— BEGIN SELECTION —
DaRK PaRTY ReVIEW
::Literate Blather::
Sunday, April 01, 2007
Essay: A Vote for Labor

When I was a newspaper reporter many years ago, I joined in on a clandestine operation.

Union organizing.

A large, out-of-state media company bought the mid-size newspaper where I worked. The new owners’ first order of business was scaling back staff, slashing salaries (with a wage freeze) and eliminating or reducing benefits. That’s what corporate buyers do when they want to maximize profits on an investment – they cut the fat.

“Fat” these days equals employees.

So the reporters and editors at my newspaper got smart. We signed cards to join the Newspaper Guild. We needed protection and decided collective bargaining with our new owners was the best way to get it. By the reaction of my friends and family (most of them dye-in-the-wool capitalists), you would have thought I announced my intention to join the communist party.

Corporate America and their enablers on the right have done an excellent job of systemically weakening labor rights in the last 25 years. But their real victory has been in destroying the perception of unions among workers – painting unions as the last outposts for lazy, discontented ramble.

Union members, according to this script, hate to work, sleep on the job, and undermine free market competitiveness. In other words, unions are anti-American.

So it is it any wonder that union membership has plunged from more than 30 percent of the workforce in the last 60 years to less than 8 percent today? And as workers fail to work together to ensure their future is it any wonder that while productivity rates hit all time highs that wages have continued to stagnate?

Labor unions are rarely given credit for workers’ rights we now take for granted (even as some of them are being to be chipped away by the corporate hegemony): the eight-hour work day, the weekend, minimum wage, paid holidays, laws against child labor, and enforcement of laws to make workplaces safe and healthy.
— END SELECTION —
— BEGIN DATA LINES —
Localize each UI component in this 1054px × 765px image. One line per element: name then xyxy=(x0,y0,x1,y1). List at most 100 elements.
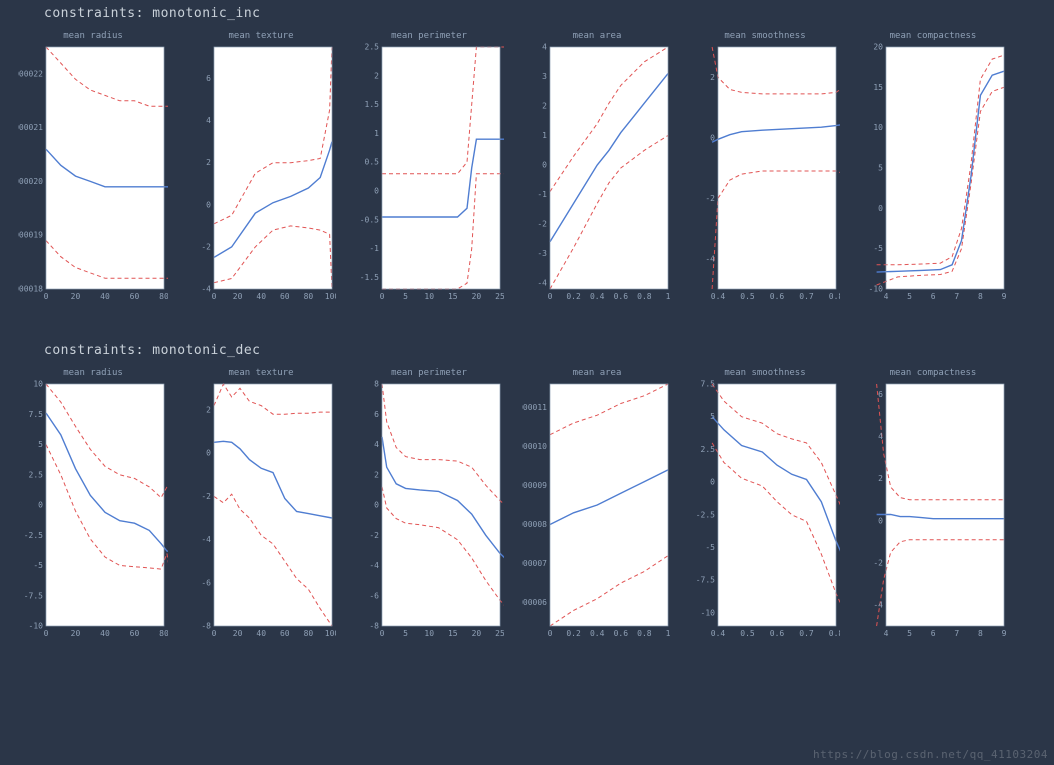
— END DATA LINES —
§ WHAT TO DO:
1. According to the essay on labor unions, how far has union membership fallen as a share of the workforce?
2. Write the next part of the essay on labor unions, picking up after its final sentence.
The material that comes after the essay on labor unions is from a different source.

§ EXERCISE ANSWERS:
1. It has fallen from more than 30 percent to less than 8 percent today.

2.
Unions have been good for the United States, but it’s the best kept secret in the country.

But until workers begin to realize the truth, we’ll continue to be met with news like this: the New York Times recently reported that the gap between rich and poor in the United States is the widest since 1928. The articles reported that the economic gains realized in 2005 in the United States went entirely to the top one percent. The bottom 90 percent got nothing.

Here’s the good news: the U.S. Bureau of Labor Statistics recently released a survey that 53 percent of Americans were join a union if they could.

Why?

Because the hellacious push by Corporate America for faster and better productivity is killing us all.

For white collar workers knowledge workers, the eight-hour, 40-hour work week is already a myth from the past. The number of U.S. businesses offering paid vacations dropped in 2004 to 68 percent of companies compared with 87 percent in 2003 – a drop of 19 percent in one year. One in six U.S. workers was unable to use up their vacation time – and we have fewer vacation days than any other industrialized nation (see: Employee Bill of Rights).

Enough is enough.

Robert Kuttner, a columnist for the Boston Globe, reported on several of the stats in this essay as well as on the the efforts by the Democrats to strengthen the Wagner Act, the law that allows workers to freely choose collective bargaining through unions. Since Reagan was in office, the act has been undermined and rendered nearly obsolete. Supporters want a union to be certified as soon as the majority of workers sign union cards. Today, there is a long, protracted period between cards being signed an election.

When I was working for the newspaper, it was during this period when our new owners hired high-priced union busters to come in and eliminate the possibility we would vote yes. Our corporate owners stopped at nothing. We were taken out to expensive dinners; we were rewarded with bonuses and incentives. Executives told us horror stories about unions destroying newspapers – lies about them putting newspapers out of businesses. Employees who were identified as “weak” links were pressured by their managers.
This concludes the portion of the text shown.